--- Stated problem ---
Transcribe all of the data below exactly as it appears, line by line, but leave the pictures out of your answer.

---+---

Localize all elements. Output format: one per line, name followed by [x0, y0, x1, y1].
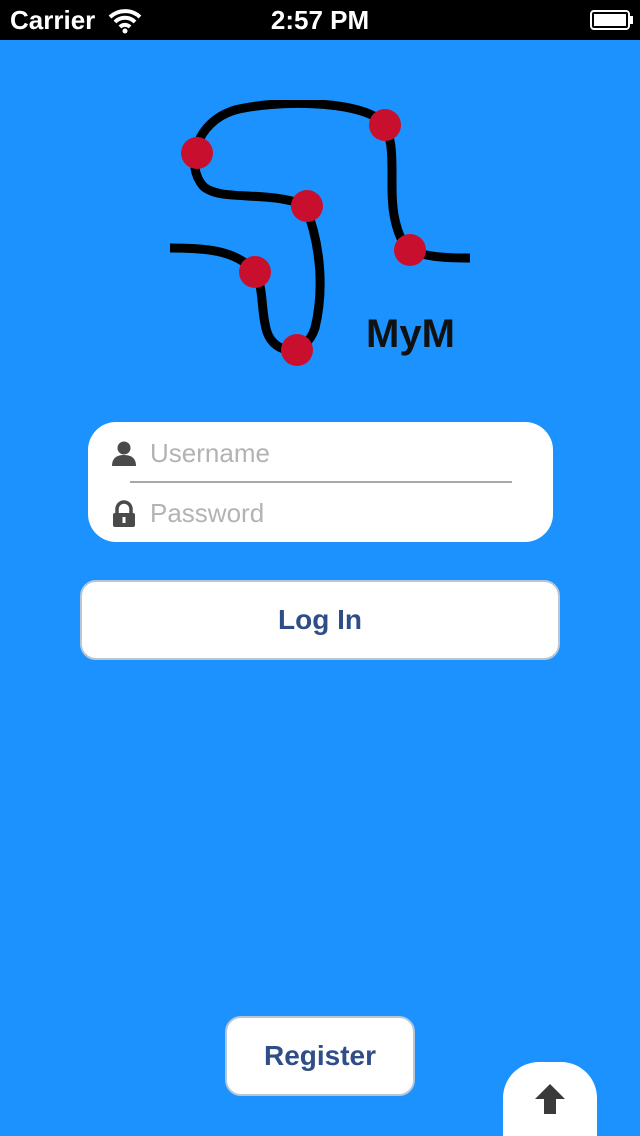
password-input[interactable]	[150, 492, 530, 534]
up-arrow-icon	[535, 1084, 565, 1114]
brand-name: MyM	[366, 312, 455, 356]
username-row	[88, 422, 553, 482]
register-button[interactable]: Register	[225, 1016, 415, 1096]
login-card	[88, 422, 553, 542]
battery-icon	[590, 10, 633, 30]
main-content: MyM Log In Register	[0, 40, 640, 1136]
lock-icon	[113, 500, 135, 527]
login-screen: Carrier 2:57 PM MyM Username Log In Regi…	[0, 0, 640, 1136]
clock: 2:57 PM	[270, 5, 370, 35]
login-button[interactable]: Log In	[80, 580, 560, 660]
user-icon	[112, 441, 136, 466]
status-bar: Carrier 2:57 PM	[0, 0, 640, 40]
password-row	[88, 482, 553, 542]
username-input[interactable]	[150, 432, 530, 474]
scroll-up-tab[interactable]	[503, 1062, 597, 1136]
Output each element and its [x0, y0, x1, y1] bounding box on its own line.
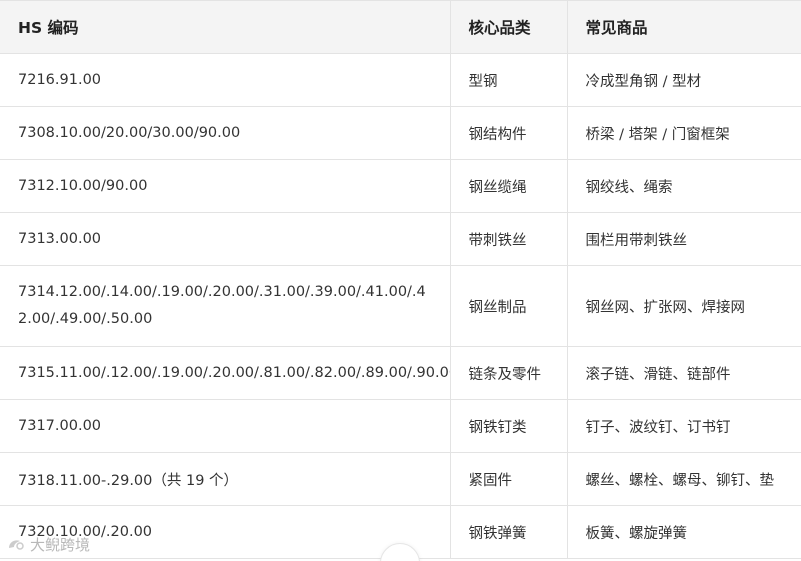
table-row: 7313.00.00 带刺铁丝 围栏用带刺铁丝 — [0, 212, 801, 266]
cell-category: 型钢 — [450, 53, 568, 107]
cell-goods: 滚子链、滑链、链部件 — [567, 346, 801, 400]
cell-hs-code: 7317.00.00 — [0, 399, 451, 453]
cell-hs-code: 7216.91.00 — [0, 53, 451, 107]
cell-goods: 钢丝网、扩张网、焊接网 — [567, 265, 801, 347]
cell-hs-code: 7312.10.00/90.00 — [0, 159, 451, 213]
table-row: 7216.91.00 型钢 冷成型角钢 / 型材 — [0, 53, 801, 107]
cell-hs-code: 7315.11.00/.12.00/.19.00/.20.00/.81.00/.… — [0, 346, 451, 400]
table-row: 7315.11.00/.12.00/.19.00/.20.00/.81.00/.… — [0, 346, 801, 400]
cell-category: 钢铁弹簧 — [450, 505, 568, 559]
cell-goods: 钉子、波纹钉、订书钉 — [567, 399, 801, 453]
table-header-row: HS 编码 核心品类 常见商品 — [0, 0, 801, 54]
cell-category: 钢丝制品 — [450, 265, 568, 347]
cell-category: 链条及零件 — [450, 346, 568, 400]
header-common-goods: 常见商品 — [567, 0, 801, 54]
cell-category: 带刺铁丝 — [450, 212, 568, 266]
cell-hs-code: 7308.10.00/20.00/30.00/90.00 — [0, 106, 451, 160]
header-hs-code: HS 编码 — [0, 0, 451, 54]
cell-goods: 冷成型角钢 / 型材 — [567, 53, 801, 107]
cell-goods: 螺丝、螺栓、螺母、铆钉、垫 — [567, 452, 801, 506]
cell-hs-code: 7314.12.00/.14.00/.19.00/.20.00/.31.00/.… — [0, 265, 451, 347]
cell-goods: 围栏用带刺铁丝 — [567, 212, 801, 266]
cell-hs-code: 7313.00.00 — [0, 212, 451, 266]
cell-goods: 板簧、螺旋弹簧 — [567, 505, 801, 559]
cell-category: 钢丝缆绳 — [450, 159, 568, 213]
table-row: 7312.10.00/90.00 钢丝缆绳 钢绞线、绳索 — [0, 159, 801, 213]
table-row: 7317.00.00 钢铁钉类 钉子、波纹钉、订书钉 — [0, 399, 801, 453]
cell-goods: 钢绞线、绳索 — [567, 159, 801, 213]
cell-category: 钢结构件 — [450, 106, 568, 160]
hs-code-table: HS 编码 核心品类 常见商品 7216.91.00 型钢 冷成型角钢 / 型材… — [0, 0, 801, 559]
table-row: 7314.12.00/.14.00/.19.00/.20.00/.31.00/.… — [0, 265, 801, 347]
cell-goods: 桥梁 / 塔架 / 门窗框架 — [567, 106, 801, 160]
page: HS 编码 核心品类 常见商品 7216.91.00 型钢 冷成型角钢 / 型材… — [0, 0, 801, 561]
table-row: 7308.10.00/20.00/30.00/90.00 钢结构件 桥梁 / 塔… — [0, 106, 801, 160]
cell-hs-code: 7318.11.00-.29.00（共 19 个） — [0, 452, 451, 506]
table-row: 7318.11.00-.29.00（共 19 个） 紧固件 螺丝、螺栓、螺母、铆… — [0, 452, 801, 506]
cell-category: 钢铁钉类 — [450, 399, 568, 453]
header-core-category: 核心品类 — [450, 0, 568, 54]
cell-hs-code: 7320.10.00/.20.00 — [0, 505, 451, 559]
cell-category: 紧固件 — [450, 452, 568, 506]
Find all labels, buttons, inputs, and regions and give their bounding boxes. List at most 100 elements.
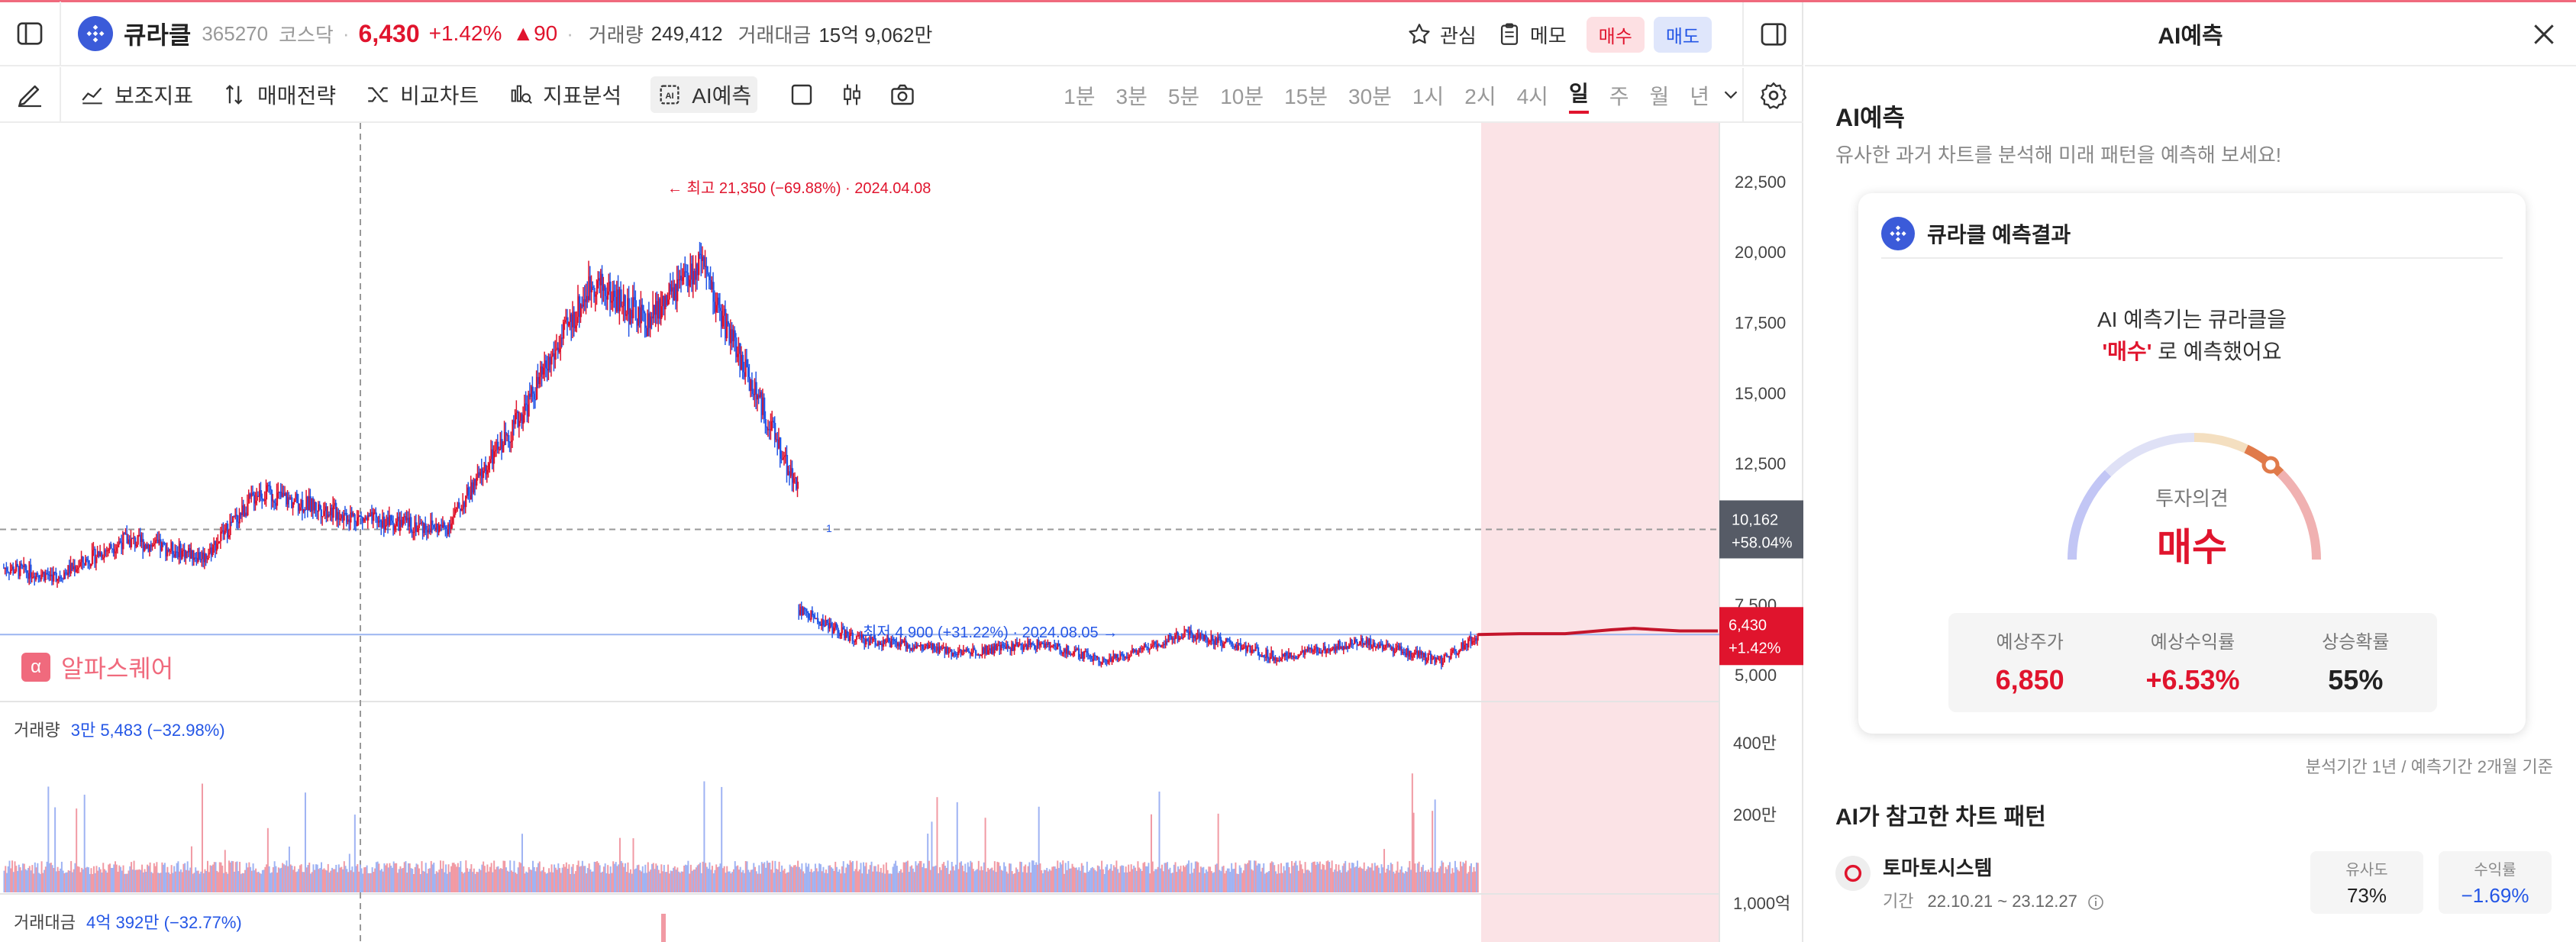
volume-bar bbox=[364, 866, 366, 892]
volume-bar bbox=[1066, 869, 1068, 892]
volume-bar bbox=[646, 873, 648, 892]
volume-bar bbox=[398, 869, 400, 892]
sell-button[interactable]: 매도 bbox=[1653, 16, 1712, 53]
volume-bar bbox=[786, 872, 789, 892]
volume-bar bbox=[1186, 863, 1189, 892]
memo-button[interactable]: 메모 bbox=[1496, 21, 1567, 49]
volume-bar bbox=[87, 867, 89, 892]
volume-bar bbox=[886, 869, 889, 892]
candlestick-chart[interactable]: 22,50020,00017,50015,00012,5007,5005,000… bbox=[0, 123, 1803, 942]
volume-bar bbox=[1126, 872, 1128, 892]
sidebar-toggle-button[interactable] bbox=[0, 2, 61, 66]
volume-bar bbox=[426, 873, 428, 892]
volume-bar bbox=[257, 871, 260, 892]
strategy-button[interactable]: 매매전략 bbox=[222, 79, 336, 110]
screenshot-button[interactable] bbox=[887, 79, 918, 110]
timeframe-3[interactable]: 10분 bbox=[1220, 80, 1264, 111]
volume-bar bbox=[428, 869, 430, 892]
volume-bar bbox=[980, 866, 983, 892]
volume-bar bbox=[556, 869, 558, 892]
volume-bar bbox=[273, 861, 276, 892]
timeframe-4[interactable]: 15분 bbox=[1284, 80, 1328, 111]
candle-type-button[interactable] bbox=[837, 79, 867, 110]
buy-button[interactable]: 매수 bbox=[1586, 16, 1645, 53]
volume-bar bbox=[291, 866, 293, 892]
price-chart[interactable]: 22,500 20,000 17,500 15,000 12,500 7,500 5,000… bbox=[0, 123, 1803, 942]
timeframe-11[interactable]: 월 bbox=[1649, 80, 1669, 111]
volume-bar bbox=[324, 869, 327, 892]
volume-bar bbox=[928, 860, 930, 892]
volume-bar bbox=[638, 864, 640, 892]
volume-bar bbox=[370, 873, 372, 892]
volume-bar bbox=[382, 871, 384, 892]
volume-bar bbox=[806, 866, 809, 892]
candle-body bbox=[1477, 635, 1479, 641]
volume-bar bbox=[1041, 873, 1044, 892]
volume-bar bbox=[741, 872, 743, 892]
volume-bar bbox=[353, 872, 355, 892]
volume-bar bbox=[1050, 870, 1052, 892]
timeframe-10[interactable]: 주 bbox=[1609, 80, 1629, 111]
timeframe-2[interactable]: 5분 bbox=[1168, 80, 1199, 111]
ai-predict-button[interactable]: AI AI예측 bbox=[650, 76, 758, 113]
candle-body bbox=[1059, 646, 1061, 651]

---+---

--- Solution to this exercise ---
Localize all elements. Output format: one per line, name followed by [x0, y0, x1, y1].
password-input[interactable]	[150, 492, 530, 534]
up-arrow-icon	[535, 1084, 565, 1114]
brand-name: MyM	[366, 312, 455, 356]
username-row	[88, 422, 553, 482]
register-button[interactable]: Register	[225, 1016, 415, 1096]
login-card	[88, 422, 553, 542]
battery-icon	[590, 10, 633, 30]
main-content: MyM Log In Register	[0, 40, 640, 1136]
lock-icon	[113, 500, 135, 527]
login-screen: Carrier 2:57 PM MyM Username Log In Regi…	[0, 0, 640, 1136]
clock: 2:57 PM	[270, 5, 370, 35]
login-button[interactable]: Log In	[80, 580, 560, 660]
user-icon	[112, 441, 136, 466]
status-bar: Carrier 2:57 PM	[0, 0, 640, 40]
password-row	[88, 482, 553, 542]
username-input[interactable]	[150, 432, 530, 474]
scroll-up-tab[interactable]	[503, 1062, 597, 1136]
Output each element and its [x0, y0, x1, y1] bounding box on its own line.
table-row: 7313.00.00 带刺铁丝 围栏用带刺铁丝 — [0, 212, 801, 266]
cell-category: 型钢 — [450, 53, 568, 107]
cell-goods: 滚子链、滑链、链部件 — [567, 346, 801, 400]
cell-hs-code: 7317.00.00 — [0, 399, 451, 453]
cell-hs-code: 7216.91.00 — [0, 53, 451, 107]
cell-goods: 钢丝网、扩张网、焊接网 — [567, 265, 801, 347]
cell-hs-code: 7312.10.00/90.00 — [0, 159, 451, 213]
table-row: 7216.91.00 型钢 冷成型角钢 / 型材 — [0, 53, 801, 107]
cell-hs-code: 7315.11.00/.12.00/.19.00/.20.00/.81.00/.… — [0, 346, 451, 400]
table-row: 7315.11.00/.12.00/.19.00/.20.00/.81.00/.… — [0, 346, 801, 400]
cell-category: 钢铁弹簧 — [450, 505, 568, 559]
cell-goods: 钉子、波纹钉、订书钉 — [567, 399, 801, 453]
table-header-row: HS 编码 核心品类 常见商品 — [0, 0, 801, 54]
cell-category: 钢丝制品 — [450, 265, 568, 347]
cell-category: 链条及零件 — [450, 346, 568, 400]
header-common-goods: 常见商品 — [567, 0, 801, 54]
cell-category: 带刺铁丝 — [450, 212, 568, 266]
cell-hs-code: 7308.10.00/20.00/30.00/90.00 — [0, 106, 451, 160]
header-hs-code: HS 编码 — [0, 0, 451, 54]
cell-goods: 冷成型角钢 / 型材 — [567, 53, 801, 107]
cell-goods: 螺丝、螺栓、螺母、铆钉、垫 — [567, 452, 801, 506]
cell-hs-code: 7314.12.00/.14.00/.19.00/.20.00/.31.00/.… — [0, 265, 451, 347]
cell-goods: 围栏用带刺铁丝 — [567, 212, 801, 266]
cell-hs-code: 7313.00.00 — [0, 212, 451, 266]
cell-goods: 板簧、螺旋弹簧 — [567, 505, 801, 559]
cell-category: 钢丝缆绳 — [450, 159, 568, 213]
table-row: 7312.10.00/90.00 钢丝缆绳 钢绞线、绳索 — [0, 159, 801, 213]
table-row: 7317.00.00 钢铁钉类 钉子、波纹钉、订书钉 — [0, 399, 801, 453]
cell-goods: 钢绞线、绳索 — [567, 159, 801, 213]
cell-category: 钢结构件 — [450, 106, 568, 160]
hs-code-table: HS 编码 核心品类 常见商品 7216.91.00 型钢 冷成型角钢 / 型材… — [0, 0, 801, 559]
table-row: 7314.12.00/.14.00/.19.00/.20.00/.31.00/.… — [0, 265, 801, 347]
cell-goods: 桥梁 / 塔架 / 门窗框架 — [567, 106, 801, 160]
page: HS 编码 核心品类 常见商品 7216.91.00 型钢 冷成型角钢 / 型材… — [0, 0, 801, 561]
table-row: 7308.10.00/20.00/30.00/90.00 钢结构件 桥梁 / 塔… — [0, 106, 801, 160]
cell-hs-code: 7318.11.00-.29.00（共 19 个） — [0, 452, 451, 506]
table-row: 7318.11.00-.29.00（共 19 个） 紧固件 螺丝、螺栓、螺母、铆… — [0, 452, 801, 506]
cell-category: 钢铁钉类 — [450, 399, 568, 453]
header-core-category: 核心品类 — [450, 0, 568, 54]
cell-hs-code: 7320.10.00/.20.00 — [0, 505, 451, 559]
cell-category: 紧固件 — [450, 452, 568, 506]
Find all labels, buttons, inputs, and regions and give their bounding boxes. List at most 100 elements.
volume-bar bbox=[364, 866, 366, 892]
volume-bar bbox=[1066, 869, 1068, 892]
volume-bar bbox=[646, 873, 648, 892]
volume-bar bbox=[398, 869, 400, 892]
sell-button[interactable]: 매도 bbox=[1653, 16, 1712, 53]
volume-bar bbox=[786, 872, 789, 892]
volume-bar bbox=[1186, 863, 1189, 892]
memo-button[interactable]: 메모 bbox=[1496, 21, 1567, 49]
volume-bar bbox=[87, 867, 89, 892]
volume-bar bbox=[886, 869, 889, 892]
candlestick-chart[interactable]: 22,50020,00017,50015,00012,5007,5005,000… bbox=[0, 123, 1803, 942]
volume-bar bbox=[1126, 872, 1128, 892]
sidebar-toggle-button[interactable] bbox=[0, 2, 61, 66]
volume-bar bbox=[426, 873, 428, 892]
volume-bar bbox=[257, 871, 260, 892]
strategy-button[interactable]: 매매전략 bbox=[222, 79, 336, 110]
screenshot-button[interactable] bbox=[887, 79, 918, 110]
timeframe-3[interactable]: 10분 bbox=[1220, 80, 1264, 111]
volume-bar bbox=[428, 869, 430, 892]
volume-bar bbox=[980, 866, 983, 892]
volume-bar bbox=[556, 869, 558, 892]
volume-bar bbox=[273, 861, 276, 892]
timeframe-4[interactable]: 15분 bbox=[1284, 80, 1328, 111]
candle-type-button[interactable] bbox=[837, 79, 867, 110]
buy-button[interactable]: 매수 bbox=[1586, 16, 1645, 53]
volume-bar bbox=[291, 866, 293, 892]
price-chart[interactable]: 22,500 20,000 17,500 15,000 12,500 7,500 5,000… bbox=[0, 123, 1803, 942]
timeframe-11[interactable]: 월 bbox=[1649, 80, 1669, 111]
volume-bar bbox=[324, 869, 327, 892]
volume-bar bbox=[928, 860, 930, 892]
volume-bar bbox=[638, 864, 640, 892]
volume-bar bbox=[370, 873, 372, 892]
volume-bar bbox=[382, 871, 384, 892]
volume-bar bbox=[806, 866, 809, 892]
candle-body bbox=[1477, 635, 1479, 641]
volume-bar bbox=[1041, 873, 1044, 892]
volume-bar bbox=[741, 872, 743, 892]
volume-bar bbox=[353, 872, 355, 892]
volume-bar bbox=[1050, 870, 1052, 892]
timeframe-10[interactable]: 주 bbox=[1609, 80, 1629, 111]
timeframe-2[interactable]: 5분 bbox=[1168, 80, 1199, 111]
ai-predict-button[interactable]: AI AI예측 bbox=[650, 76, 758, 113]
candle-body bbox=[1059, 646, 1061, 651]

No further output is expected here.